• Items:
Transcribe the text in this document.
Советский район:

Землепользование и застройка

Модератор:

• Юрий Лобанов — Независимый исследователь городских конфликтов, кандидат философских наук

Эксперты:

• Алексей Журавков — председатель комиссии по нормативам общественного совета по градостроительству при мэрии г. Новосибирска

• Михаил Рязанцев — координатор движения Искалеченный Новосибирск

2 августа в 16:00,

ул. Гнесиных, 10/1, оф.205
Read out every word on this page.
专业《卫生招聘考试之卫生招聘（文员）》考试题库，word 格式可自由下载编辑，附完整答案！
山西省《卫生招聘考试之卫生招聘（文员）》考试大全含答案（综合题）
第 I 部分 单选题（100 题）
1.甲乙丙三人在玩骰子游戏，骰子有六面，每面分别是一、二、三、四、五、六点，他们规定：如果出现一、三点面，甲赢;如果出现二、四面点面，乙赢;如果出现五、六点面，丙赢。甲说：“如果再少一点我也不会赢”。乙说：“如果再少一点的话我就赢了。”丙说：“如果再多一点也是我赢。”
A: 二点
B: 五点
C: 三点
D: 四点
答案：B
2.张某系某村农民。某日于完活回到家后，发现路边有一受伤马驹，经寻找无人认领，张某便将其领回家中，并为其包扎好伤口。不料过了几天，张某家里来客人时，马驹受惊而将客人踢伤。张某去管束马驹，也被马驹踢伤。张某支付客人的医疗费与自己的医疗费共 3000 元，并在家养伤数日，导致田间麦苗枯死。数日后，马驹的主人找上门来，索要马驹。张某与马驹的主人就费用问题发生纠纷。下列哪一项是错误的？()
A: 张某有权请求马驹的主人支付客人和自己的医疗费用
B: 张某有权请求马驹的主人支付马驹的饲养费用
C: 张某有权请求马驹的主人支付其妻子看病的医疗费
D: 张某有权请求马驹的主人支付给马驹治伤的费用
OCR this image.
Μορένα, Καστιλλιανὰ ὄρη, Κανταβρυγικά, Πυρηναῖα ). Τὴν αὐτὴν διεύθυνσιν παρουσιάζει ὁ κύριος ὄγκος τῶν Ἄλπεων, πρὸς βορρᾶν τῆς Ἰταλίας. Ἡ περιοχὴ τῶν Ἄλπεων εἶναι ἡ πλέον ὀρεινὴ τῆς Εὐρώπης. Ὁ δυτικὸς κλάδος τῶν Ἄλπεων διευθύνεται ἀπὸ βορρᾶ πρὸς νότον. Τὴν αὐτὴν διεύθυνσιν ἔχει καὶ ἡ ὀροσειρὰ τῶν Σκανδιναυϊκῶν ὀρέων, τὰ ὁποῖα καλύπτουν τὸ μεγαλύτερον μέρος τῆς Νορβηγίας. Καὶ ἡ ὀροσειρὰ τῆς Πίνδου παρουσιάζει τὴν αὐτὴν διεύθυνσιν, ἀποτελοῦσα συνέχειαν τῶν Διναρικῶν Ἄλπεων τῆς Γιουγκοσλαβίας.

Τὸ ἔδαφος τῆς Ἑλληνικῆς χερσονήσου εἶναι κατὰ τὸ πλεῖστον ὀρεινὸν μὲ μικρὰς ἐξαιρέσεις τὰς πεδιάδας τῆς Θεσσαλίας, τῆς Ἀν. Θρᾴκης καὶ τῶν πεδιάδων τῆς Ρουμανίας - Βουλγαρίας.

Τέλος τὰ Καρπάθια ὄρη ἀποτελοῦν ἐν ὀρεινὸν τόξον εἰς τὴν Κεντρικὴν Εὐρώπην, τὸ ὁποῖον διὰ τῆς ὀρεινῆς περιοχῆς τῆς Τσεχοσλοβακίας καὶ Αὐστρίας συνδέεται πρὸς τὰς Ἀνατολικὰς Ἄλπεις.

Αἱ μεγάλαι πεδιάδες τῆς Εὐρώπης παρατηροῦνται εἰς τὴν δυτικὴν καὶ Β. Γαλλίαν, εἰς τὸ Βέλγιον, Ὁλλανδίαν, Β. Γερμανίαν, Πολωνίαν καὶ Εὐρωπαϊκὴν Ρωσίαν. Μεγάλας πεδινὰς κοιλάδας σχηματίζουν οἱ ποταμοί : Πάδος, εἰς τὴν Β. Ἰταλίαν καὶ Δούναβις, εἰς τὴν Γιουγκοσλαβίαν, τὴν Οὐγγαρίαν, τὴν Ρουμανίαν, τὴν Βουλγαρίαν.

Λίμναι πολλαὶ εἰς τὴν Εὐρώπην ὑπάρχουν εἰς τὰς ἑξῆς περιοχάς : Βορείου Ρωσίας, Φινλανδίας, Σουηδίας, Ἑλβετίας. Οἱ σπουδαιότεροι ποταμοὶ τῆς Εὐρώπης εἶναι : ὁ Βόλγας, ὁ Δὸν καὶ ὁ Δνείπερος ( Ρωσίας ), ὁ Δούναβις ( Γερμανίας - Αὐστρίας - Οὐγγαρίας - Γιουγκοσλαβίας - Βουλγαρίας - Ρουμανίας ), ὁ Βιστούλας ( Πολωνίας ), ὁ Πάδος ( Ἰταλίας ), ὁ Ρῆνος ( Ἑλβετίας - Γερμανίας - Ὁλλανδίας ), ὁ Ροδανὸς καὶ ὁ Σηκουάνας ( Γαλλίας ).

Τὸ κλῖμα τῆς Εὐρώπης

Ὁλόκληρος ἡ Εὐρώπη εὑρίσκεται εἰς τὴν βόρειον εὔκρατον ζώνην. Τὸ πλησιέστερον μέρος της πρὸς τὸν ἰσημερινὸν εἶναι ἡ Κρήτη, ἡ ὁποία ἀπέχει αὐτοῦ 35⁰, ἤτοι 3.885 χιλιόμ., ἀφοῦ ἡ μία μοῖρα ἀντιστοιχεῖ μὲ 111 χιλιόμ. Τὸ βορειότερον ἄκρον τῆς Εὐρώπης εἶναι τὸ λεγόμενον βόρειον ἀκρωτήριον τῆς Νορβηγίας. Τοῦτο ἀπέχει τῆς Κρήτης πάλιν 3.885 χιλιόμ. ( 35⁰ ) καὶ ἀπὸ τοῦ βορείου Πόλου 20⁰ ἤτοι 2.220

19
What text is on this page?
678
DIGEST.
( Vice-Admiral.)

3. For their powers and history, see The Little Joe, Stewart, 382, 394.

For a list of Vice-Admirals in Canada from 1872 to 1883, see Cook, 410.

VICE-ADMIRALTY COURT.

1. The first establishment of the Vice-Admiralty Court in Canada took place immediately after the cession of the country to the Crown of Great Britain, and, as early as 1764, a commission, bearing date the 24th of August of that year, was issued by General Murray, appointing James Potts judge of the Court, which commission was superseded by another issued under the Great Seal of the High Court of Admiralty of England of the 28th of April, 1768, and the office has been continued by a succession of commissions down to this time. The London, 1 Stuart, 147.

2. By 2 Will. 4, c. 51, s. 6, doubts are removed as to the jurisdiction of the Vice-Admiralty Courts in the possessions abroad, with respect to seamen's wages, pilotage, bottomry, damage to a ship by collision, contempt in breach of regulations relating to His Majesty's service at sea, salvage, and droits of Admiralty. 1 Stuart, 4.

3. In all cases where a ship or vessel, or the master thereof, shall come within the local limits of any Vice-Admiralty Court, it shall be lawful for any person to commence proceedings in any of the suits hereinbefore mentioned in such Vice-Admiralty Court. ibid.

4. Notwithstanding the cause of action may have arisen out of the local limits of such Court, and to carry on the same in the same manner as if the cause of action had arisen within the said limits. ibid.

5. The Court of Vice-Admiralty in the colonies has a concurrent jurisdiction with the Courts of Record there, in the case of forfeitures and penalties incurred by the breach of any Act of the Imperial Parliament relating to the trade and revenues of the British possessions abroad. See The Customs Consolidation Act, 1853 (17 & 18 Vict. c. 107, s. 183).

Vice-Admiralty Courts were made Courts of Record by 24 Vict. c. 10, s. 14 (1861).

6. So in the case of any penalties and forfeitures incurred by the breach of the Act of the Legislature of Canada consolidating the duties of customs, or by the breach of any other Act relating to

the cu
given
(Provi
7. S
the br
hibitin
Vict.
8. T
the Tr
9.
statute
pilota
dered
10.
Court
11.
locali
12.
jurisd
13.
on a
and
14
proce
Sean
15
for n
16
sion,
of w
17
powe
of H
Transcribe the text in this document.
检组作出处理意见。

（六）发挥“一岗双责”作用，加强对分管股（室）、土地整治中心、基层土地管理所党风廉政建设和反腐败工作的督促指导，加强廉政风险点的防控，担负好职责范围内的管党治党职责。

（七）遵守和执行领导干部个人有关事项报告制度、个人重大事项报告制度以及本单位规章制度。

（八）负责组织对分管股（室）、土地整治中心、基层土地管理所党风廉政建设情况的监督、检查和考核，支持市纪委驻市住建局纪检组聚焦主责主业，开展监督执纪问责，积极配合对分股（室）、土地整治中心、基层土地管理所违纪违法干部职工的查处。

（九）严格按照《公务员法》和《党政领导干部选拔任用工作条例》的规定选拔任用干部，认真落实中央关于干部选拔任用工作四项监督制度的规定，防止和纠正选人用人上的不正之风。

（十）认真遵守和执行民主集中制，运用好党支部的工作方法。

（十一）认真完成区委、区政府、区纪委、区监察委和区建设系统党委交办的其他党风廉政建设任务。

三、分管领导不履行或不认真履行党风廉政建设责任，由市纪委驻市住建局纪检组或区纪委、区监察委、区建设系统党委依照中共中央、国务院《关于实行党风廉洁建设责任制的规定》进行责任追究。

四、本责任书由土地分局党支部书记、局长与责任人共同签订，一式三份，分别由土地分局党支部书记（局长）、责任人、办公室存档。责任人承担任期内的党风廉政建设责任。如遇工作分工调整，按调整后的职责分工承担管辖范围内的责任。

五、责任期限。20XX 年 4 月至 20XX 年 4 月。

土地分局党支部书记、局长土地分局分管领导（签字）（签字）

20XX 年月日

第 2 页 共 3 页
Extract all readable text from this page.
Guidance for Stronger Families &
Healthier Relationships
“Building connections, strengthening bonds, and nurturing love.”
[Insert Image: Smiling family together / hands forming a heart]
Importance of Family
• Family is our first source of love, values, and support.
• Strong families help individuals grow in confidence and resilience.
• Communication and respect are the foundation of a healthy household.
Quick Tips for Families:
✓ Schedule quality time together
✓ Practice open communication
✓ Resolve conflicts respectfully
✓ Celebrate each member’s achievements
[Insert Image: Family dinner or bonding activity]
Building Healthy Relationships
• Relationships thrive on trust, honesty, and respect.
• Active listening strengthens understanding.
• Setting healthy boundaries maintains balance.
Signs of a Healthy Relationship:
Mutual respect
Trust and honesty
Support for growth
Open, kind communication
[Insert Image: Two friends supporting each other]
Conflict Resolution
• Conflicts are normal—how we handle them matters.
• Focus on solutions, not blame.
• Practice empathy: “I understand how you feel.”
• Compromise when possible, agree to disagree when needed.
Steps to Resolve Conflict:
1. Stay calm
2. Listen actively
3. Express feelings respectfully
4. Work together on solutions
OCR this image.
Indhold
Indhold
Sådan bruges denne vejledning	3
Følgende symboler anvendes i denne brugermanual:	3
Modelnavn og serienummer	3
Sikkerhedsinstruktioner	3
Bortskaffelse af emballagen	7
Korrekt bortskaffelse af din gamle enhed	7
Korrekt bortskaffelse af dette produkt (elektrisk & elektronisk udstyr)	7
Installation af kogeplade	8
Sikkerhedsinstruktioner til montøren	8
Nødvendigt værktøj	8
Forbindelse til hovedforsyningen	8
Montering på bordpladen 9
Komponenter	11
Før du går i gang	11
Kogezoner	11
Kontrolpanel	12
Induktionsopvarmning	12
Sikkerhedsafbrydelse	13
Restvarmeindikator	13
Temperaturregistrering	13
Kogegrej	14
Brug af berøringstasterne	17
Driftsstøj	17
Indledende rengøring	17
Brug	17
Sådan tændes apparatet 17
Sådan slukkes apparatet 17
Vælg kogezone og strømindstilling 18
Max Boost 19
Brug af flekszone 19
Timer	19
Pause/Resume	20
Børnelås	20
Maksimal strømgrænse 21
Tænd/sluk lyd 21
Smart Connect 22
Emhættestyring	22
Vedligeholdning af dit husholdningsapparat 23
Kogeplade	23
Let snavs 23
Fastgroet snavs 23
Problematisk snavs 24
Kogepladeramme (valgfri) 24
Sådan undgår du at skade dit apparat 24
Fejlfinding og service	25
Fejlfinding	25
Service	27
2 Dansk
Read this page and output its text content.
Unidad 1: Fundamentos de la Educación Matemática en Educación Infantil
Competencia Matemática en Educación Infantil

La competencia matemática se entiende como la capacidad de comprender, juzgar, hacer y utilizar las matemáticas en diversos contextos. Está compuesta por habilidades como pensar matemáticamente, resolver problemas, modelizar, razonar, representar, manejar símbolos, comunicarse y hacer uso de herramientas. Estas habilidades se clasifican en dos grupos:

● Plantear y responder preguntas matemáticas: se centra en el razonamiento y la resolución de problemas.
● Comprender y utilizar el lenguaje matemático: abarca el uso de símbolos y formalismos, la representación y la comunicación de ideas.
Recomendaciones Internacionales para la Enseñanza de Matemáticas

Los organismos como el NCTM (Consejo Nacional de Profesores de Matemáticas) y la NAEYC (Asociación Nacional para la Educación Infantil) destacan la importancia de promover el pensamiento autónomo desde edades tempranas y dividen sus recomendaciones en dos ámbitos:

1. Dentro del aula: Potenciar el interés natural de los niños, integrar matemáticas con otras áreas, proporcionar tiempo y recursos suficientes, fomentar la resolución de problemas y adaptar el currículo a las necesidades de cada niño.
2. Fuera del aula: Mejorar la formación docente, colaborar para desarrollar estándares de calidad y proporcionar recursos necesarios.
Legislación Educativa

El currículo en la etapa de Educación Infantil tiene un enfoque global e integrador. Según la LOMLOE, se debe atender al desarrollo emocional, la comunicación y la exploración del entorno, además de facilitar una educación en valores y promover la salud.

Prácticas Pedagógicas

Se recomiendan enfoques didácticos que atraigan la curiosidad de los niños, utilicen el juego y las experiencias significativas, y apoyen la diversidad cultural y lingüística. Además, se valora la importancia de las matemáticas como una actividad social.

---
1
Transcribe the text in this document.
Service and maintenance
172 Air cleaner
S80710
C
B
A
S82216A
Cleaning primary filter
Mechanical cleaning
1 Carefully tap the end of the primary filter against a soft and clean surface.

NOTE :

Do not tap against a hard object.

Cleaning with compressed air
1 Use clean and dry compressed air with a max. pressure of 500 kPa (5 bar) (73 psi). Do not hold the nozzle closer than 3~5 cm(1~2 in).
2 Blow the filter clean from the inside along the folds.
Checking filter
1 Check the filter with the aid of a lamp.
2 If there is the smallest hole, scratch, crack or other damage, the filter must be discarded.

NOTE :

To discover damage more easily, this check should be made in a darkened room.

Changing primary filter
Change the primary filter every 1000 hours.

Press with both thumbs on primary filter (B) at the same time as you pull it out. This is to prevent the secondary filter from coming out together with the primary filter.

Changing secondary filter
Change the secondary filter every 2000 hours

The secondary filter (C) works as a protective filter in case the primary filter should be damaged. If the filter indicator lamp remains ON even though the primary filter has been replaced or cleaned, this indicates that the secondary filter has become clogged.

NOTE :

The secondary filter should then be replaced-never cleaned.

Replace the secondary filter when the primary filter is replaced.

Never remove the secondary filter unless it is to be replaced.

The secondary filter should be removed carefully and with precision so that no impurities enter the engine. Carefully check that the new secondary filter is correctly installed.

• Work to do:
Gather all lines where the word "replaced" appears.

• Correct result:
The secondary filter (C) works as a protective filter in case the primary filter should be damaged. If the filter indicator lamp remains ON even though the primary filter has been replaced or cleaned, this indicates that the secondary filter has become clogged.
The secondary filter should then be replaced-never cleaned.
Replace the secondary filter when the primary filter is replaced.
Never remove the secondary filter unless it is to be replaced.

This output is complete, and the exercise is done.